▶ _What to produce_
Locate every line in the records below that holds the word "saudade" and return each one.

▶ _Material for the task_

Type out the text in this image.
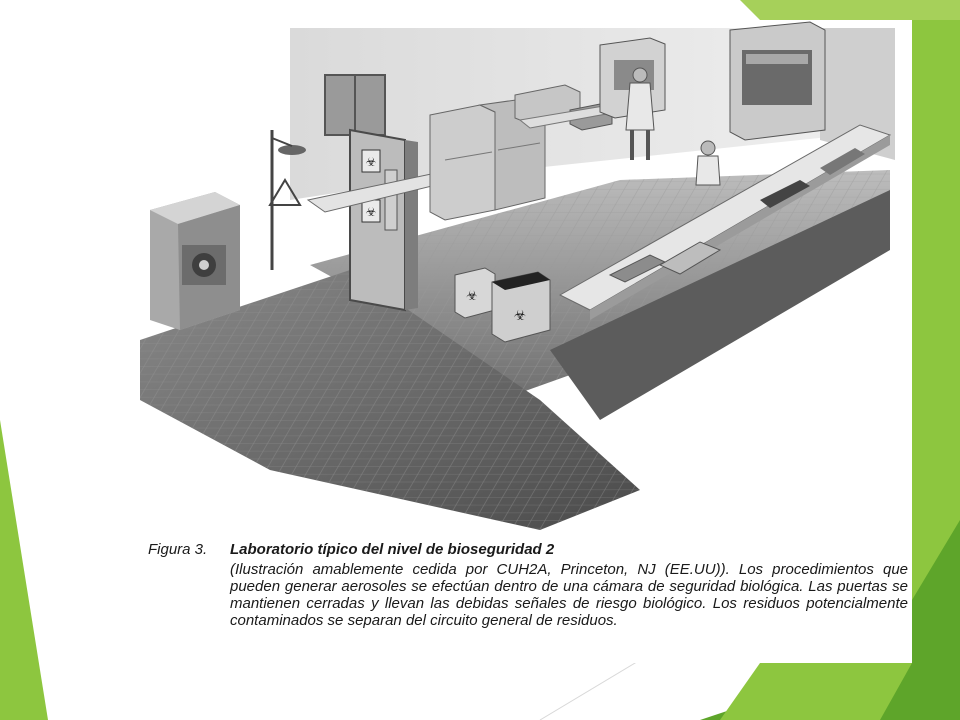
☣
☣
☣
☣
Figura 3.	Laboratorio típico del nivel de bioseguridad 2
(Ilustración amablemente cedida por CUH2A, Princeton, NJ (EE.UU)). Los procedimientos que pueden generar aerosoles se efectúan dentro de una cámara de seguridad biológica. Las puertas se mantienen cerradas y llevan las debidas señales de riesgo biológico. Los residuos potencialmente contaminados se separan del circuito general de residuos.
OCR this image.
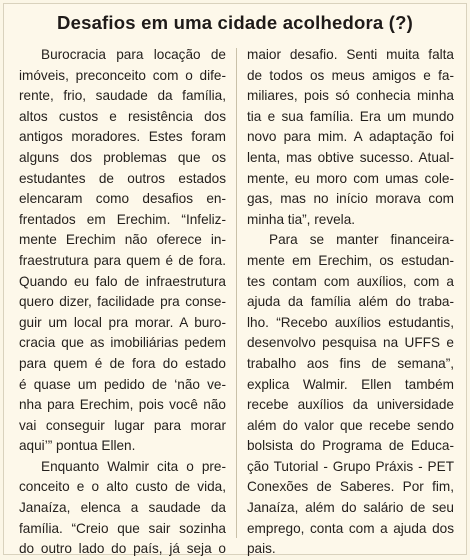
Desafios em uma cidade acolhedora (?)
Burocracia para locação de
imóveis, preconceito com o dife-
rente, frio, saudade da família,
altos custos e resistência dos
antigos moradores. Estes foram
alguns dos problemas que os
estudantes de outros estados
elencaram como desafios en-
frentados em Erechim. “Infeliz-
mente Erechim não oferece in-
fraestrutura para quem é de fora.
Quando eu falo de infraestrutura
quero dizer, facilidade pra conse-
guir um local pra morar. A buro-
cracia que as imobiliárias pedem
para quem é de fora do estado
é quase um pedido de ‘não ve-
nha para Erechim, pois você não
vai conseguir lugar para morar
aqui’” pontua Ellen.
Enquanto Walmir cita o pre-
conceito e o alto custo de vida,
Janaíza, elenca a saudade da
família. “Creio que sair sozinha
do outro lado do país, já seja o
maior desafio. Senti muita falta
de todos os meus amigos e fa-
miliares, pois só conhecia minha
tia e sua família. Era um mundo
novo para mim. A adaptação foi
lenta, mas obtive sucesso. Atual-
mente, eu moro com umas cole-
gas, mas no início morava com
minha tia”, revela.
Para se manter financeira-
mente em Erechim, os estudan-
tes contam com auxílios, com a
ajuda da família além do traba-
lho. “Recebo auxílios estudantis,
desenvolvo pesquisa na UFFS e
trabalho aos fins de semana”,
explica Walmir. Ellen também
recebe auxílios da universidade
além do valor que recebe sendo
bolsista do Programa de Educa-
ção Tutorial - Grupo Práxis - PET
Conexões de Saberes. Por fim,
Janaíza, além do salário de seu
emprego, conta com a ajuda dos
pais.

▶ _Task output_
rente, frio, saudade da família,
Janaíza, elenca a saudade da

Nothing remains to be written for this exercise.